(The request) Locate all lines with the word "triangle". Copy them.

___ Exercise input

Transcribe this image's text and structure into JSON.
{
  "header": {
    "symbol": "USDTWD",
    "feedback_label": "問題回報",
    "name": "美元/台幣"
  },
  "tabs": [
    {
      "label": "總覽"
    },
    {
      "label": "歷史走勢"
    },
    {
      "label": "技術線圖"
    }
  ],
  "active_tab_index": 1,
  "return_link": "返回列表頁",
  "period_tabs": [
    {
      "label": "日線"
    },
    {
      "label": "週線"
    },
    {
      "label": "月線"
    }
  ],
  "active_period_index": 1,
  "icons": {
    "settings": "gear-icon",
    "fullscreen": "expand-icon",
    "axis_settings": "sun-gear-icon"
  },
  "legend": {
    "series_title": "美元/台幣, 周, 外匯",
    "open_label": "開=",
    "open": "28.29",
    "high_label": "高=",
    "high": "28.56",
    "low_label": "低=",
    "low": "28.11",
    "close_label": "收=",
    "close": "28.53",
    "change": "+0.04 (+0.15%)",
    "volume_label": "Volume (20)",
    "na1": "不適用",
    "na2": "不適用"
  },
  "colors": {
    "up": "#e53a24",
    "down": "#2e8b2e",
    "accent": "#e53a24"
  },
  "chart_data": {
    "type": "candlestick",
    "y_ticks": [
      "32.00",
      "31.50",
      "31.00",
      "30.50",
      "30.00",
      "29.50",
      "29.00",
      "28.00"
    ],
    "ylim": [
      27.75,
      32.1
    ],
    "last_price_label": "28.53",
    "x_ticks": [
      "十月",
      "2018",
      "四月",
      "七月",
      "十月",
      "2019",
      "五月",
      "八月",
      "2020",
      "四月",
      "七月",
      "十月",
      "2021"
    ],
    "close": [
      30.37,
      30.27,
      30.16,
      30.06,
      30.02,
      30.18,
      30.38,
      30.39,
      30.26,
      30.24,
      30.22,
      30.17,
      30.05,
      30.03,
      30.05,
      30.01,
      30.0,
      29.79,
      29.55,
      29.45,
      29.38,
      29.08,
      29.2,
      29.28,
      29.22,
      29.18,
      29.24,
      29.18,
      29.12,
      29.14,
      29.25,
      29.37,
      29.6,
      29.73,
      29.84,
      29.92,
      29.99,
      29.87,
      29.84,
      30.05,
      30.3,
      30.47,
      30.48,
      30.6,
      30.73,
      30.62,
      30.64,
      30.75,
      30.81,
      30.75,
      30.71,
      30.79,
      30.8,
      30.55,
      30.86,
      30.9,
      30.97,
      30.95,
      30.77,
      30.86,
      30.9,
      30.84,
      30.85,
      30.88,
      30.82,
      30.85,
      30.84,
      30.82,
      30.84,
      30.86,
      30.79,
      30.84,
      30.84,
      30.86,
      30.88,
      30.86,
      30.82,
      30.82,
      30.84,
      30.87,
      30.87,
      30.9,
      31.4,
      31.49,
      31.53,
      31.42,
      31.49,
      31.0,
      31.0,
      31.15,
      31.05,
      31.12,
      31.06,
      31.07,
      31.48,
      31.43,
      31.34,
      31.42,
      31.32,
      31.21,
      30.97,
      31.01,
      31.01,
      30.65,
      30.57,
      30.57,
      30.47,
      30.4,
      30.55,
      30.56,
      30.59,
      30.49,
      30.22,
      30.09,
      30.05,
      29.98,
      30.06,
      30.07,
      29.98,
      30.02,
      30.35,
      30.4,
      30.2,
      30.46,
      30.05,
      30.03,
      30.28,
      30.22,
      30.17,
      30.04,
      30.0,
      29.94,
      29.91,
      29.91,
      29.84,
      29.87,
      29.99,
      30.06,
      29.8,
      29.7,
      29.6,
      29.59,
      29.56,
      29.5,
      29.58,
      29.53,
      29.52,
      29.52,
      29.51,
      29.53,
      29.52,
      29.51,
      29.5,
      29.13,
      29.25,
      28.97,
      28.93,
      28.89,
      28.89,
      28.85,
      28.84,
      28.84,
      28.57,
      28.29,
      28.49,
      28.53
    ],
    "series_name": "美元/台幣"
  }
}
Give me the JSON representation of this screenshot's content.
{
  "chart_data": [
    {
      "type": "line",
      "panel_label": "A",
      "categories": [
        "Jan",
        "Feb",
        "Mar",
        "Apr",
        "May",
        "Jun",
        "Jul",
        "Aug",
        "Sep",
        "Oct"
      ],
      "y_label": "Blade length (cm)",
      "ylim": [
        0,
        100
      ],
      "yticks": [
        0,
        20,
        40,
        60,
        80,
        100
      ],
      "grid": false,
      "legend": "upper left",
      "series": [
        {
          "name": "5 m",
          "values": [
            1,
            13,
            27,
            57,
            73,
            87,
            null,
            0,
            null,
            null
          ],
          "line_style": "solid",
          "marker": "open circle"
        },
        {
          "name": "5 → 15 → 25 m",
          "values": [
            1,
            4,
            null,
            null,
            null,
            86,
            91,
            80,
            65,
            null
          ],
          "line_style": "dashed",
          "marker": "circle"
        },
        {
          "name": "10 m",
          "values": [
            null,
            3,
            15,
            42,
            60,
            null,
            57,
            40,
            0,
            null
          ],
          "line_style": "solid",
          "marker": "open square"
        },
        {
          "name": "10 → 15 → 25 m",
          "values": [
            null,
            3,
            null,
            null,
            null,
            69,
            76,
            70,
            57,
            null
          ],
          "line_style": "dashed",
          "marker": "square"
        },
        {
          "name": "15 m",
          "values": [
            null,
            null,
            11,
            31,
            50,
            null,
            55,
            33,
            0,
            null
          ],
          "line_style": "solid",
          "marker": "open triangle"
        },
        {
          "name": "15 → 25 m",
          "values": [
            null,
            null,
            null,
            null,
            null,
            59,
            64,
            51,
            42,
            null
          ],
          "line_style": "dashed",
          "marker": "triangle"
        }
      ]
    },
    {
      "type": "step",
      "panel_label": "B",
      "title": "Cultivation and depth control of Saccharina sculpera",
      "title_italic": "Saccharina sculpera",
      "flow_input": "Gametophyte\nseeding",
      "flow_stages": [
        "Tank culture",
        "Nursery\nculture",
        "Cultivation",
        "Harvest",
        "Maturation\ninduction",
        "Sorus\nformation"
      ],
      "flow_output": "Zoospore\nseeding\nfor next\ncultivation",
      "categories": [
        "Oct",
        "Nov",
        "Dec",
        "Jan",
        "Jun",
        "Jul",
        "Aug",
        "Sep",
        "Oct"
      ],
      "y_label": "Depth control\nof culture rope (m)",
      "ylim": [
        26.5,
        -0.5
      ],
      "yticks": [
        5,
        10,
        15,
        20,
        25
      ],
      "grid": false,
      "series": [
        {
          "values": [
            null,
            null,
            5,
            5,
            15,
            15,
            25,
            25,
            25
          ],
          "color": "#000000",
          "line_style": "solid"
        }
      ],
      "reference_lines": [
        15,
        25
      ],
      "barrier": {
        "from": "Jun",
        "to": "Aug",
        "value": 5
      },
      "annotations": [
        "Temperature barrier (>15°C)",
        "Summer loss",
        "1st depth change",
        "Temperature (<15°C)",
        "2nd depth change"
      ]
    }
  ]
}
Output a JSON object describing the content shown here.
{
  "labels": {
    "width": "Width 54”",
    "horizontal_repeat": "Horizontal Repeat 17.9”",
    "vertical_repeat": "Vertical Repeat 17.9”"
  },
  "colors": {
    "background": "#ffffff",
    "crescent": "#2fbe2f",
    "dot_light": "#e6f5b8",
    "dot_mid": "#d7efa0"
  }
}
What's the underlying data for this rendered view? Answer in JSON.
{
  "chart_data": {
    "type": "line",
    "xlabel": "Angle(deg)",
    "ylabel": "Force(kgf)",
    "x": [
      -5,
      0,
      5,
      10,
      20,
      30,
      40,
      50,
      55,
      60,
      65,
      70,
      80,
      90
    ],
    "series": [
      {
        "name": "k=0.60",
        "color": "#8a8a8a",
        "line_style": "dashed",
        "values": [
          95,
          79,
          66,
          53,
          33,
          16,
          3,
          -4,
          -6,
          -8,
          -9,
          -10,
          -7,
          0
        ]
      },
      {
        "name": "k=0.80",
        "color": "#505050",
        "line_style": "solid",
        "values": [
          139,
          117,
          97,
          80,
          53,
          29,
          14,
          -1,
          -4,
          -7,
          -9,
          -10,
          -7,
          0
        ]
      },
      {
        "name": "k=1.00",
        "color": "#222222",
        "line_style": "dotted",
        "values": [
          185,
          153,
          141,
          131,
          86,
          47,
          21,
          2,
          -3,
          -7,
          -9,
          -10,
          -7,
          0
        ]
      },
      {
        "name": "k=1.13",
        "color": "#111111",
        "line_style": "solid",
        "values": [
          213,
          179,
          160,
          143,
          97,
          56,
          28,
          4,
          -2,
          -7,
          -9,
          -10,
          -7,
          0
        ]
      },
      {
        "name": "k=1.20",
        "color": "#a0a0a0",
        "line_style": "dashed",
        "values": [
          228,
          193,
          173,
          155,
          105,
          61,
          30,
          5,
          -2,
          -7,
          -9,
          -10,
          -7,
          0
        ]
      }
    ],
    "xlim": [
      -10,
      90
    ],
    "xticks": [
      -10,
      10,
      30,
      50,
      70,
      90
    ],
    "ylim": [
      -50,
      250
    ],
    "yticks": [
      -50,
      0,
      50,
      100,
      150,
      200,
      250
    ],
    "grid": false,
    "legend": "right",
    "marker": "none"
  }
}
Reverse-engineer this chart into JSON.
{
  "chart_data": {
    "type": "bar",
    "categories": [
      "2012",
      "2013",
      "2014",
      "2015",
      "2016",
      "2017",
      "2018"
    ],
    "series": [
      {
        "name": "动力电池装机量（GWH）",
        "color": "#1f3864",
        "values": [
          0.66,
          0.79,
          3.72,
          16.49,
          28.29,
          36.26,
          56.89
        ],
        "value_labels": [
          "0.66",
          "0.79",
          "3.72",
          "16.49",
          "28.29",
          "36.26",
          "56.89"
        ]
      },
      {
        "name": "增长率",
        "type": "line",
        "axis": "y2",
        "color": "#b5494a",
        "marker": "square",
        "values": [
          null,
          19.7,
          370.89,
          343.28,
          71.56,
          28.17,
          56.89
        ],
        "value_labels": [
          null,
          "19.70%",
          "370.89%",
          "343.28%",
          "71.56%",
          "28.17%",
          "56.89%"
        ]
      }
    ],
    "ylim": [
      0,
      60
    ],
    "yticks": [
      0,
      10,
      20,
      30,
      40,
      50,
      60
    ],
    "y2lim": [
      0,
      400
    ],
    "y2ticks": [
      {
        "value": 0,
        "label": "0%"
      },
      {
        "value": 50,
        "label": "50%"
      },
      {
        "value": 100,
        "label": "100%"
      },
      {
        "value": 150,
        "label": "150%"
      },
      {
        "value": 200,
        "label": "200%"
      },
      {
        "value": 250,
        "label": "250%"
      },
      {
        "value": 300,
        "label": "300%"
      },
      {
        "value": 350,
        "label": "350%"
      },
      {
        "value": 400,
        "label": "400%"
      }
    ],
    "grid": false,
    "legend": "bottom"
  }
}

______

(Result of the task)
          "marker": "open triangle"
          "marker": "triangle"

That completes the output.